(Dataset records)
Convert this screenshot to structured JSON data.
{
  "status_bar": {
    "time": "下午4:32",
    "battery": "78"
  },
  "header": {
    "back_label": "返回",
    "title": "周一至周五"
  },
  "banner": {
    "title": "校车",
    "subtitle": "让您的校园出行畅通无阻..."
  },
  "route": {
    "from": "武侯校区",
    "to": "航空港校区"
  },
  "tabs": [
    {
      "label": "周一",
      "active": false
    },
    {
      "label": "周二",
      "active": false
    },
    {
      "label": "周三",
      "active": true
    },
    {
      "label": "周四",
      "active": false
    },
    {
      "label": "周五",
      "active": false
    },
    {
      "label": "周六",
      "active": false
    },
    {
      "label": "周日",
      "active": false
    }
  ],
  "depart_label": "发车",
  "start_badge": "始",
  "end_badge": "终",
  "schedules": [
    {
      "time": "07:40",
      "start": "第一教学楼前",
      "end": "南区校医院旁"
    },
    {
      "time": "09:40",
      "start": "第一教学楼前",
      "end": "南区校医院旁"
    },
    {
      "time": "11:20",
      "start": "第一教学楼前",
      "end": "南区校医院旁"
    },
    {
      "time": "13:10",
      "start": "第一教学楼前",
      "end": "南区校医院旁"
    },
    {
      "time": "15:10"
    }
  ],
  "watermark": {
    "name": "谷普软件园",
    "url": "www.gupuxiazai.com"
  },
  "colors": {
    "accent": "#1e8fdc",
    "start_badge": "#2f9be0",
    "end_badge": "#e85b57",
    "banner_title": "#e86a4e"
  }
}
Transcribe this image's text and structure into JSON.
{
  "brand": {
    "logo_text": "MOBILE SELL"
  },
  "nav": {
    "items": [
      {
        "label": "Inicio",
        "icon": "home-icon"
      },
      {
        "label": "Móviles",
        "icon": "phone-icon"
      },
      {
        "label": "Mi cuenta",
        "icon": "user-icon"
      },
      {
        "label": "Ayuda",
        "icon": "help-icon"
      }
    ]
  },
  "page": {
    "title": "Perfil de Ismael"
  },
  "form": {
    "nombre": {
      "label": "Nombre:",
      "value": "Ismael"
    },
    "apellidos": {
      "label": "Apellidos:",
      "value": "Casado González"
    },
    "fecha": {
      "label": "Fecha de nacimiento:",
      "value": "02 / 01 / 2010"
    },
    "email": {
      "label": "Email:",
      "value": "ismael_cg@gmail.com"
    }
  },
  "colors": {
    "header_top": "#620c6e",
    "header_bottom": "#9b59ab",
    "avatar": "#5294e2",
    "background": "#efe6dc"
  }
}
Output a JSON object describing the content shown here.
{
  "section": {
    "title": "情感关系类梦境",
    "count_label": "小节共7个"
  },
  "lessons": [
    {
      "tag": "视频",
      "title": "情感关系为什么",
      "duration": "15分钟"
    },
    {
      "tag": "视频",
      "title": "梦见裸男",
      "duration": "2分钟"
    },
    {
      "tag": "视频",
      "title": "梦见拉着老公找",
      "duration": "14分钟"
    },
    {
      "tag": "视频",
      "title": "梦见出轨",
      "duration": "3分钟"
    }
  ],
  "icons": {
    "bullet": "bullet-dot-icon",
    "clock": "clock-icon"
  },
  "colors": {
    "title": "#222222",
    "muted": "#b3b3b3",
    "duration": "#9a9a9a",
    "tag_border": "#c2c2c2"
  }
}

## WHAT THE TASK REQUIRES
Copy each line of the entries that includes the word "duration".

## OUTPUT BELOW
      "duration": "15分钟"
      "duration": "2分钟"
      "duration": "14分钟"
      "duration": "3分钟"
    "duration": "#9a9a9a",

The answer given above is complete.